_Exercise directions_: State how many lines in these records contain the word "list", and nothing else.

━━━━━━━━━━

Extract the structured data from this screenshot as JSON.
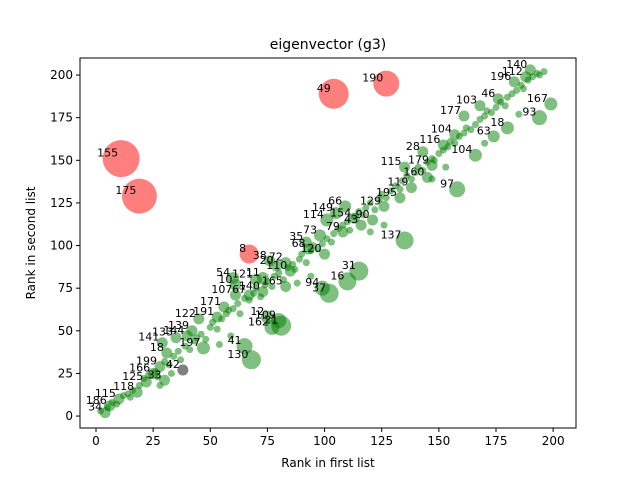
{
  "chart_data": {
    "type": "scatter",
    "title": "eigenvector (g3)",
    "xlabel": "Rank in first list",
    "ylabel": "Rank in second list",
    "xlim": [
      -7,
      210
    ],
    "ylim": [
      -7,
      210
    ],
    "xticks": [
      0,
      25,
      50,
      75,
      100,
      125,
      150,
      175,
      200
    ],
    "yticks": [
      0,
      25,
      50,
      75,
      100,
      125,
      150,
      175,
      200
    ],
    "grid": false,
    "colors": {
      "large_change": "#ff0000",
      "small_change": "#008000",
      "gray": "#000000"
    },
    "points": [
      {
        "x": 11,
        "y": 151,
        "size": 34,
        "group": "large_change",
        "label": "155"
      },
      {
        "x": 19,
        "y": 129,
        "size": 32,
        "group": "large_change",
        "label": "175"
      },
      {
        "x": 104,
        "y": 189,
        "size": 27,
        "group": "large_change",
        "label": "49"
      },
      {
        "x": 127,
        "y": 195,
        "size": 23,
        "group": "large_change",
        "label": "190"
      },
      {
        "x": 67,
        "y": 95,
        "size": 16,
        "group": "large_change",
        "label": "8"
      },
      {
        "x": 135,
        "y": 103,
        "size": 15,
        "group": "small_change",
        "label": "137"
      },
      {
        "x": 115,
        "y": 85,
        "size": 16,
        "group": "small_change",
        "label": "31"
      },
      {
        "x": 110,
        "y": 79,
        "size": 15,
        "group": "small_change",
        "label": "16"
      },
      {
        "x": 102,
        "y": 72,
        "size": 16,
        "group": "small_change",
        "label": "37"
      },
      {
        "x": 99,
        "y": 75,
        "size": 12,
        "group": "small_change",
        "label": "94"
      },
      {
        "x": 68,
        "y": 33,
        "size": 16,
        "group": "small_change",
        "label": "130"
      },
      {
        "x": 65,
        "y": 41,
        "size": 13,
        "group": "small_change",
        "label": "41"
      },
      {
        "x": 81,
        "y": 53,
        "size": 17,
        "group": "small_change",
        "label": "21"
      },
      {
        "x": 77,
        "y": 52,
        "size": 12,
        "group": "small_change",
        "label": "162"
      },
      {
        "x": 80,
        "y": 56,
        "size": 12,
        "group": "small_change",
        "label": "109"
      },
      {
        "x": 75,
        "y": 58,
        "size": 10,
        "group": "small_change",
        "label": "12"
      },
      {
        "x": 158,
        "y": 133,
        "size": 13,
        "group": "small_change",
        "label": "97"
      },
      {
        "x": 194,
        "y": 175,
        "size": 12,
        "group": "small_change",
        "label": "93"
      },
      {
        "x": 199,
        "y": 183,
        "size": 10,
        "group": "small_change",
        "label": "167"
      },
      {
        "x": 180,
        "y": 169,
        "size": 10,
        "group": "small_change",
        "label": "18"
      },
      {
        "x": 166,
        "y": 153,
        "size": 10,
        "group": "small_change",
        "label": "104"
      },
      {
        "x": 174,
        "y": 164,
        "size": 9,
        "group": "small_change",
        "label": "63"
      },
      {
        "x": 47,
        "y": 40,
        "size": 10,
        "group": "small_change",
        "label": "197"
      },
      {
        "x": 38,
        "y": 27,
        "size": 8,
        "group": "gray",
        "label": "42"
      },
      {
        "x": 30,
        "y": 21,
        "size": 8,
        "group": "small_change",
        "label": "33"
      },
      {
        "x": 60,
        "y": 81,
        "size": 9,
        "group": "small_change",
        "label": "54"
      },
      {
        "x": 61,
        "y": 77,
        "size": 9,
        "group": "small_change",
        "label": "10"
      },
      {
        "x": 70,
        "y": 80,
        "size": 9,
        "group": "small_change",
        "label": "121"
      },
      {
        "x": 73,
        "y": 81,
        "size": 9,
        "group": "small_change",
        "label": "11"
      },
      {
        "x": 83,
        "y": 76,
        "size": 8,
        "group": "small_change",
        "label": "165"
      },
      {
        "x": 85,
        "y": 85,
        "size": 8,
        "group": "small_change",
        "label": "110"
      },
      {
        "x": 79,
        "y": 88,
        "size": 8,
        "group": "small_change",
        "label": "20"
      },
      {
        "x": 76,
        "y": 91,
        "size": 8,
        "group": "small_change",
        "label": "38"
      },
      {
        "x": 83,
        "y": 90,
        "size": 8,
        "group": "small_change",
        "label": "72"
      },
      {
        "x": 92,
        "y": 102,
        "size": 8,
        "group": "small_change",
        "label": "35"
      },
      {
        "x": 93,
        "y": 98,
        "size": 8,
        "group": "small_change",
        "label": "68"
      },
      {
        "x": 100,
        "y": 95,
        "size": 8,
        "group": "small_change",
        "label": "120"
      },
      {
        "x": 98,
        "y": 106,
        "size": 9,
        "group": "small_change",
        "label": "73"
      },
      {
        "x": 108,
        "y": 108,
        "size": 8,
        "group": "small_change",
        "label": "79"
      },
      {
        "x": 101,
        "y": 115,
        "size": 10,
        "group": "small_change",
        "label": "114"
      },
      {
        "x": 105,
        "y": 119,
        "size": 9,
        "group": "small_change",
        "label": "149"
      },
      {
        "x": 109,
        "y": 123,
        "size": 9,
        "group": "small_change",
        "label": "66"
      },
      {
        "x": 113,
        "y": 116,
        "size": 8,
        "group": "small_change",
        "label": "154"
      },
      {
        "x": 116,
        "y": 112,
        "size": 8,
        "group": "small_change",
        "label": "43"
      },
      {
        "x": 121,
        "y": 115,
        "size": 8,
        "group": "small_change",
        "label": "90"
      },
      {
        "x": 126,
        "y": 123,
        "size": 8,
        "group": "small_change",
        "label": "129"
      },
      {
        "x": 133,
        "y": 128,
        "size": 8,
        "group": "small_change",
        "label": "195"
      },
      {
        "x": 138,
        "y": 134,
        "size": 8,
        "group": "small_change",
        "label": "119"
      },
      {
        "x": 145,
        "y": 140,
        "size": 8,
        "group": "small_change",
        "label": "160"
      },
      {
        "x": 147,
        "y": 147,
        "size": 8,
        "group": "small_change",
        "label": "179"
      },
      {
        "x": 152,
        "y": 159,
        "size": 8,
        "group": "small_change",
        "label": "116"
      },
      {
        "x": 157,
        "y": 165,
        "size": 8,
        "group": "small_change",
        "label": "104b"
      },
      {
        "x": 161,
        "y": 176,
        "size": 8,
        "group": "small_change",
        "label": "177"
      },
      {
        "x": 168,
        "y": 182,
        "size": 8,
        "group": "small_change",
        "label": "103"
      },
      {
        "x": 176,
        "y": 186,
        "size": 8,
        "group": "small_change",
        "label": "46"
      },
      {
        "x": 183,
        "y": 196,
        "size": 8,
        "group": "small_change",
        "label": "196"
      },
      {
        "x": 190,
        "y": 203,
        "size": 8,
        "group": "small_change",
        "label": "140"
      },
      {
        "x": 45,
        "y": 57,
        "size": 8,
        "group": "small_change",
        "label": "122"
      },
      {
        "x": 53,
        "y": 58,
        "size": 8,
        "group": "small_change",
        "label": "191"
      },
      {
        "x": 42,
        "y": 50,
        "size": 8,
        "group": "small_change",
        "label": "139"
      },
      {
        "x": 40,
        "y": 47,
        "size": 8,
        "group": "small_change",
        "label": "144"
      },
      {
        "x": 35,
        "y": 46,
        "size": 8,
        "group": "small_change",
        "label": "133"
      },
      {
        "x": 29,
        "y": 43,
        "size": 8,
        "group": "small_change",
        "label": "141"
      },
      {
        "x": 31,
        "y": 37,
        "size": 8,
        "group": "small_change",
        "label": "18"
      },
      {
        "x": 28,
        "y": 29,
        "size": 8,
        "group": "small_change",
        "label": "199"
      },
      {
        "x": 25,
        "y": 25,
        "size": 8,
        "group": "small_change",
        "label": "166"
      },
      {
        "x": 22,
        "y": 20,
        "size": 8,
        "group": "small_change",
        "label": "125"
      },
      {
        "x": 18,
        "y": 14,
        "size": 8,
        "group": "small_change",
        "label": "118"
      },
      {
        "x": 10,
        "y": 10,
        "size": 8,
        "group": "small_change",
        "label": "115"
      },
      {
        "x": 6,
        "y": 6,
        "size": 8,
        "group": "small_change",
        "label": "186"
      },
      {
        "x": 4,
        "y": 2,
        "size": 8,
        "group": "small_change",
        "label": "34"
      },
      {
        "x": 56,
        "y": 64,
        "size": 8,
        "group": "small_change",
        "label": "171"
      },
      {
        "x": 61,
        "y": 71,
        "size": 8,
        "group": "small_change",
        "label": "107"
      },
      {
        "x": 67,
        "y": 71,
        "size": 8,
        "group": "small_change",
        "label": "67"
      },
      {
        "x": 73,
        "y": 73,
        "size": 8,
        "group": "small_change",
        "label": "140b"
      },
      {
        "x": 143,
        "y": 155,
        "size": 8,
        "group": "small_change",
        "label": "28"
      },
      {
        "x": 135,
        "y": 146,
        "size": 8,
        "group": "small_change",
        "label": "115b"
      },
      {
        "x": 188,
        "y": 199,
        "size": 8,
        "group": "small_change",
        "label": "112"
      }
    ],
    "diagonal_cloud": [
      [
        2,
        3
      ],
      [
        5,
        5
      ],
      [
        7,
        8
      ],
      [
        9,
        7
      ],
      [
        12,
        12
      ],
      [
        14,
        13
      ],
      [
        16,
        15
      ],
      [
        19,
        18
      ],
      [
        21,
        22
      ],
      [
        23,
        24
      ],
      [
        26,
        26
      ],
      [
        27,
        23
      ],
      [
        30,
        32
      ],
      [
        32,
        30
      ],
      [
        34,
        35
      ],
      [
        36,
        38
      ],
      [
        37,
        33
      ],
      [
        39,
        41
      ],
      [
        41,
        39
      ],
      [
        43,
        44
      ],
      [
        44,
        46
      ],
      [
        46,
        48
      ],
      [
        48,
        45
      ],
      [
        50,
        52
      ],
      [
        51,
        55
      ],
      [
        53,
        51
      ],
      [
        55,
        57
      ],
      [
        57,
        60
      ],
      [
        58,
        62
      ],
      [
        60,
        63
      ],
      [
        62,
        66
      ],
      [
        63,
        60
      ],
      [
        65,
        69
      ],
      [
        67,
        68
      ],
      [
        69,
        72
      ],
      [
        70,
        75
      ],
      [
        72,
        70
      ],
      [
        74,
        77
      ],
      [
        75,
        79
      ],
      [
        77,
        76
      ],
      [
        78,
        82
      ],
      [
        80,
        84
      ],
      [
        82,
        80
      ],
      [
        84,
        87
      ],
      [
        86,
        89
      ],
      [
        87,
        86
      ],
      [
        89,
        92
      ],
      [
        90,
        95
      ],
      [
        92,
        90
      ],
      [
        94,
        97
      ],
      [
        95,
        100
      ],
      [
        97,
        98
      ],
      [
        99,
        101
      ],
      [
        101,
        104
      ],
      [
        103,
        102
      ],
      [
        104,
        107
      ],
      [
        106,
        110
      ],
      [
        108,
        112
      ],
      [
        110,
        114
      ],
      [
        111,
        109
      ],
      [
        113,
        117
      ],
      [
        115,
        120
      ],
      [
        117,
        118
      ],
      [
        118,
        122
      ],
      [
        120,
        125
      ],
      [
        122,
        121
      ],
      [
        124,
        127
      ],
      [
        125,
        130
      ],
      [
        127,
        128
      ],
      [
        129,
        132
      ],
      [
        131,
        135
      ],
      [
        133,
        133
      ],
      [
        134,
        138
      ],
      [
        136,
        141
      ],
      [
        138,
        139
      ],
      [
        140,
        143
      ],
      [
        141,
        146
      ],
      [
        143,
        144
      ],
      [
        145,
        149
      ],
      [
        147,
        151
      ],
      [
        148,
        150
      ],
      [
        150,
        154
      ],
      [
        152,
        156
      ],
      [
        154,
        158
      ],
      [
        155,
        161
      ],
      [
        157,
        160
      ],
      [
        159,
        164
      ],
      [
        161,
        166
      ],
      [
        162,
        169
      ],
      [
        164,
        168
      ],
      [
        166,
        171
      ],
      [
        168,
        174
      ],
      [
        170,
        176
      ],
      [
        171,
        179
      ],
      [
        173,
        178
      ],
      [
        175,
        181
      ],
      [
        177,
        184
      ],
      [
        179,
        182
      ],
      [
        180,
        187
      ],
      [
        182,
        189
      ],
      [
        184,
        191
      ],
      [
        186,
        194
      ],
      [
        187,
        192
      ],
      [
        189,
        197
      ],
      [
        191,
        199
      ],
      [
        193,
        201
      ],
      [
        194,
        200
      ],
      [
        196,
        202
      ],
      [
        153,
        146
      ],
      [
        147,
        139
      ],
      [
        126,
        112
      ],
      [
        120,
        108
      ],
      [
        94,
        82
      ],
      [
        88,
        78
      ],
      [
        59,
        47
      ],
      [
        54,
        42
      ],
      [
        33,
        25
      ],
      [
        28,
        18
      ],
      [
        15,
        11
      ],
      [
        170,
        160
      ],
      [
        185,
        177
      ]
    ]
  }
}
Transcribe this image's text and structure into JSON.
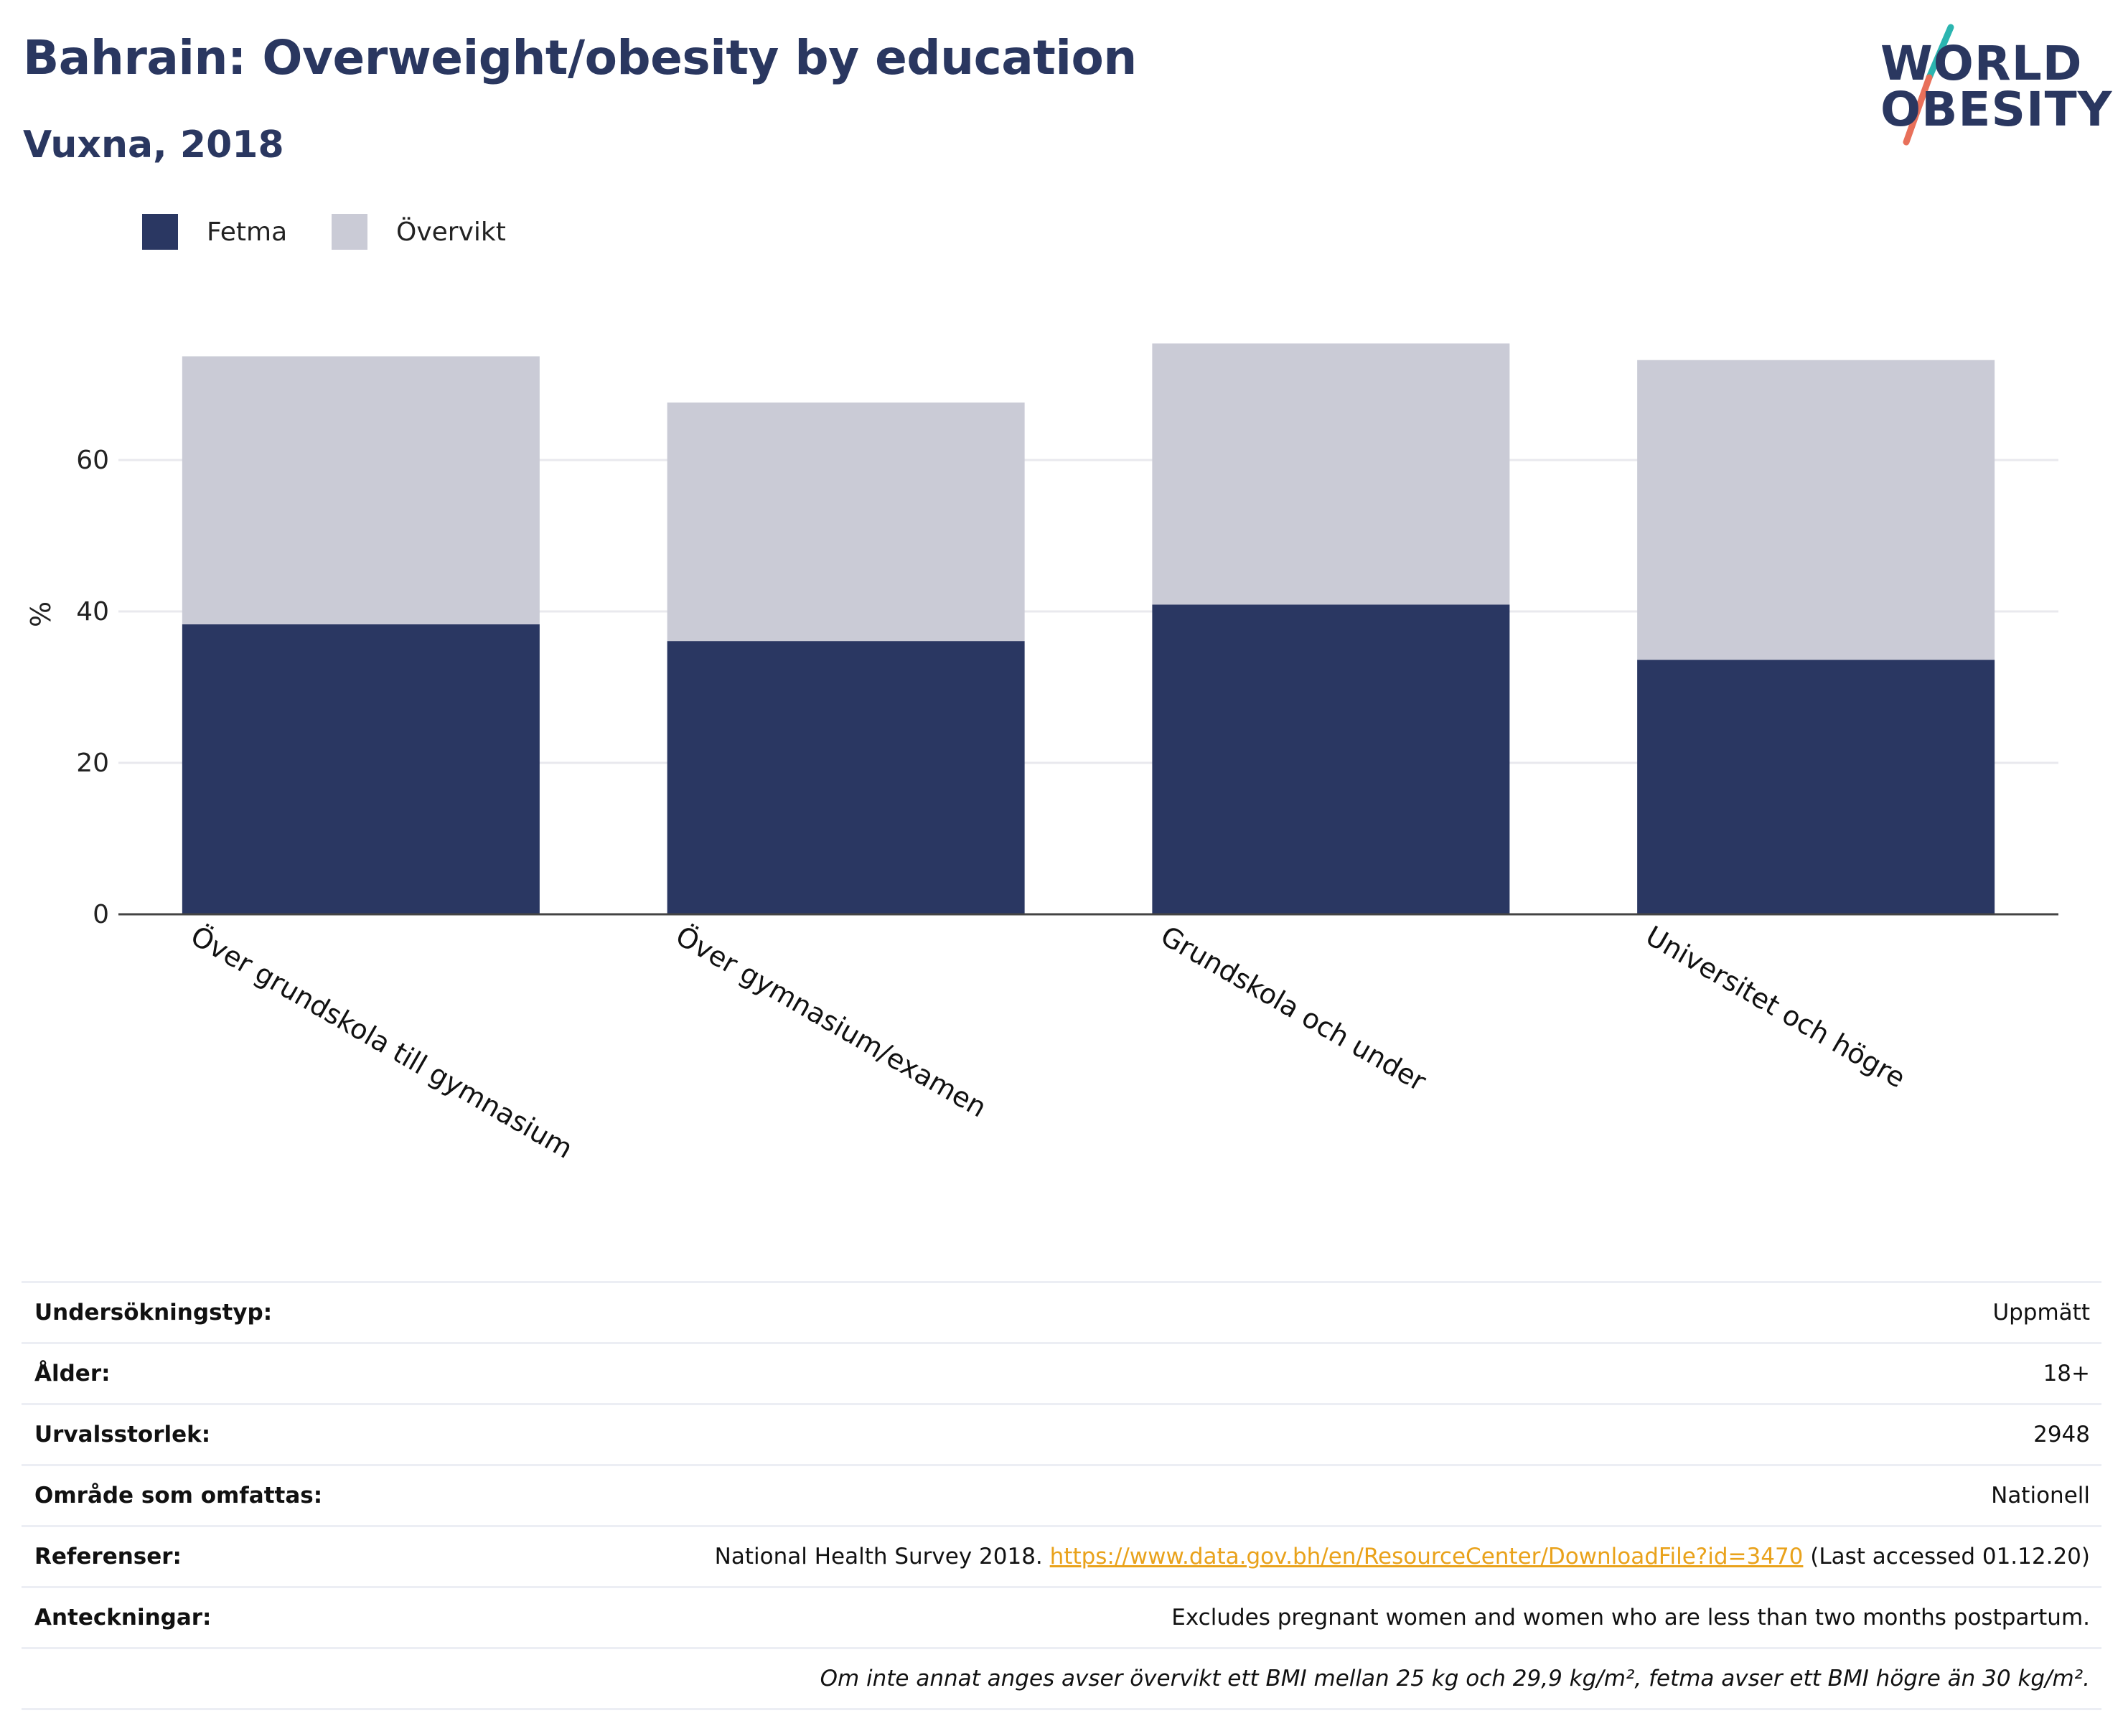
{
  "header": {
    "title": "Bahrain: Overweight/obesity by education",
    "subtitle": "Vuxna, 2018"
  },
  "logo": {
    "line1": "WORLD",
    "line2": "OBESITY",
    "colors": {
      "text": "#2a3760",
      "slash_top": "#2bb5b0",
      "slash_bottom": "#e8705a"
    }
  },
  "legend": [
    {
      "label": "Fetma",
      "color": "#2a3762"
    },
    {
      "label": "Övervikt",
      "color": "#cacbd6"
    }
  ],
  "chart_data": {
    "type": "bar",
    "stacked": true,
    "categories": [
      "Över grundskola till gymnasium",
      "Över gymnasium/examen",
      "Grundskola och under",
      "Universitet och högre"
    ],
    "series": [
      {
        "name": "Fetma",
        "color": "#2a3762",
        "values": [
          38.3,
          36.1,
          40.9,
          33.6
        ]
      },
      {
        "name": "Övervikt",
        "color": "#cacbd6",
        "values": [
          35.4,
          31.5,
          34.5,
          39.6
        ]
      }
    ],
    "ylabel": "%",
    "xlabel": "",
    "yticks": [
      0,
      20,
      40,
      60
    ],
    "ylim": [
      0,
      80
    ],
    "grid": true,
    "legend_position": "top-left"
  },
  "meta": {
    "rows": [
      {
        "label": "Undersökningstyp:",
        "value": "Uppmätt"
      },
      {
        "label": "Ålder:",
        "value": "18+"
      },
      {
        "label": "Urvalsstorlek:",
        "value": "2948"
      },
      {
        "label": "Område som omfattas:",
        "value": "Nationell"
      }
    ],
    "references": {
      "label": "Referenser:",
      "prefix": "National Health Survey 2018. ",
      "link": "https://www.data.gov.bh/en/ResourceCenter/DownloadFile?id=3470",
      "suffix": " (Last accessed 01.12.20)"
    },
    "notes": {
      "label": "Anteckningar:",
      "value": "Excludes pregnant women and women who are less than two months postpartum."
    },
    "footnote": "Om inte annat anges avser övervikt ett BMI mellan 25 kg och 29,9 kg/m², fetma avser ett BMI högre än 30 kg/m²."
  }
}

━━━━━━━━━━

_Solution for this task_: 2